What you should do: From the Senate department's report on exhibitions, seminars and publications, reproduce verbatim the passage that begins with the words containing "The seminar series" and ends with "of the department.".

─── Reading passage ───

In March 2008, the department launched a major revision of the Women in Federal Parliament exhibition in the Presiding Officers’ exhibition area. This exhibition, which displays an image and brief details of every woman who has sat in the parliament, had outgrown its space and needed to be redesigned, upgraded and updated. The Research Section also updated the exhibitions in the public areas outside the Senate chamber and in the Members’ Hall to reflect changes brought about by the 2007 federal election.
The Peace, Order and Good Government exhibition, which was erected in 2001 to commemorate the first federal parliament, was dismantled in preparation for a new exhibition featuring the work of the current parliament.
The department participated in the Parliament House Open Day on 10 May 2008, providing information, publications and other material to visitors, and arranging for senators to address the public about their experiences from the floor of the Senate chamber.
The department’s seminar series continued to provide members of the Australian Public Service with comprehensive training in the operations of the Senate and the accountability to parliament of Australian Government departments and agencies. During 2007–08, a total of 1,323 people attended 44 seminars.
The seminar series remained an integral part of most graduate training programs in the Australian Public Service. Some of the larger departments enrolled all of their graduates in the full-day Introduction to the Senate seminar, and a range of half-day seminars were also well received. The seminars were conducted by senior officers of the department.
The Research Section also continued to provide seminars to other interested groups, such as a seminar for a group of Indigenous graduates and tailored programs for the Journalist Fellowship Program and the Defence and Industry Study Course.
Tailored seminars and training programs were provided for officers visiting from overseas parliaments, including from the Cook Islands, Indonesia, Jordan and Sri Lanka. A fortnight-long training program, sponsored by the United Nations Development Program, was conducted for 18 officials from the National Assembly of Vietnam.
The Inter-Parliamentary Study Program, conducted jointly with the House of Representatives, provided training for 14 officers from overseas parliaments. A pilot training program for members of the Canberra diplomatic community was also conducted jointly with the Department of the House of Representatives.
A series of training seminars was offered to the staff of senators, and was well attended. The seminars, delivered by senior officers, explained in detail the operations and procedures of the Senate and its committees.
The Research Section organised the first of two orientation seminars for senators-elect in February 2008, focusing on administrative arrangements. A further seminar scheduled for July 2008 will examine in detail the operations and procedures of the Senate and its committees.
Publications and information services
The Research Section edited and published two editions of the department’s journal Papers on Parliament during 2007–08. Entitled National Parliament, National Symbols (July 2007) and The Senate and Accountability (January 2008), these editions largely comprised papers in the Senate Occasional Lecture series. The Senate Briefs series was revised and reissued to account for changes brought about by the 2007 federal election.
The section issues a range of free publications raising awareness of the Senate and parliamentary processes. Details of the publications available in 2007–08 are provided in Appendix 4.
During the year, the Research Section responded to requests for information and research support from a range of sources, including senators, the Clerk and Clerks Assistant, and members of the academic community and the general public.

─── Extracted entries ───

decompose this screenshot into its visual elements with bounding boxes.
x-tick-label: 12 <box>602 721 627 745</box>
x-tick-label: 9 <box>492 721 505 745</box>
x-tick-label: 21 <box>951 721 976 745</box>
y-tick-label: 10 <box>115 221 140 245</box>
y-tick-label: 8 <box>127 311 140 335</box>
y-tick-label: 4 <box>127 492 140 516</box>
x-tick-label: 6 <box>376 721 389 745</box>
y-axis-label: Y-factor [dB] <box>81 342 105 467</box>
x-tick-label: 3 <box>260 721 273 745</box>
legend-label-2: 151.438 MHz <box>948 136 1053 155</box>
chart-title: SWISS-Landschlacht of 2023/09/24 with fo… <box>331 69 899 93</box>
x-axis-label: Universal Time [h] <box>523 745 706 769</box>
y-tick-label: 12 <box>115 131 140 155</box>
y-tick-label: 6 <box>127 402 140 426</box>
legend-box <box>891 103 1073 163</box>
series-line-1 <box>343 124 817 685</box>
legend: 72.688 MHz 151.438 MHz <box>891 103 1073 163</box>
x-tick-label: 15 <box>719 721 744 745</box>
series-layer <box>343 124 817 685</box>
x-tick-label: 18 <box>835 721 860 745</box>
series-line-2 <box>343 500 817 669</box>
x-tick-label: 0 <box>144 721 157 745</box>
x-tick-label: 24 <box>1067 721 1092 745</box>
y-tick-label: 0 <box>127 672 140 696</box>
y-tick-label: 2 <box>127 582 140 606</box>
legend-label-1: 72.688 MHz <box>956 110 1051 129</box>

───

Task output:
The seminar series remained an integral part of most graduate training programs in the Australian Public Service. Some of the larger departments enrolled all of their graduates in the full-day Introduction to the Senate seminar, and a range of half-day seminars were also well received. The seminars were conducted by senior officers of the department.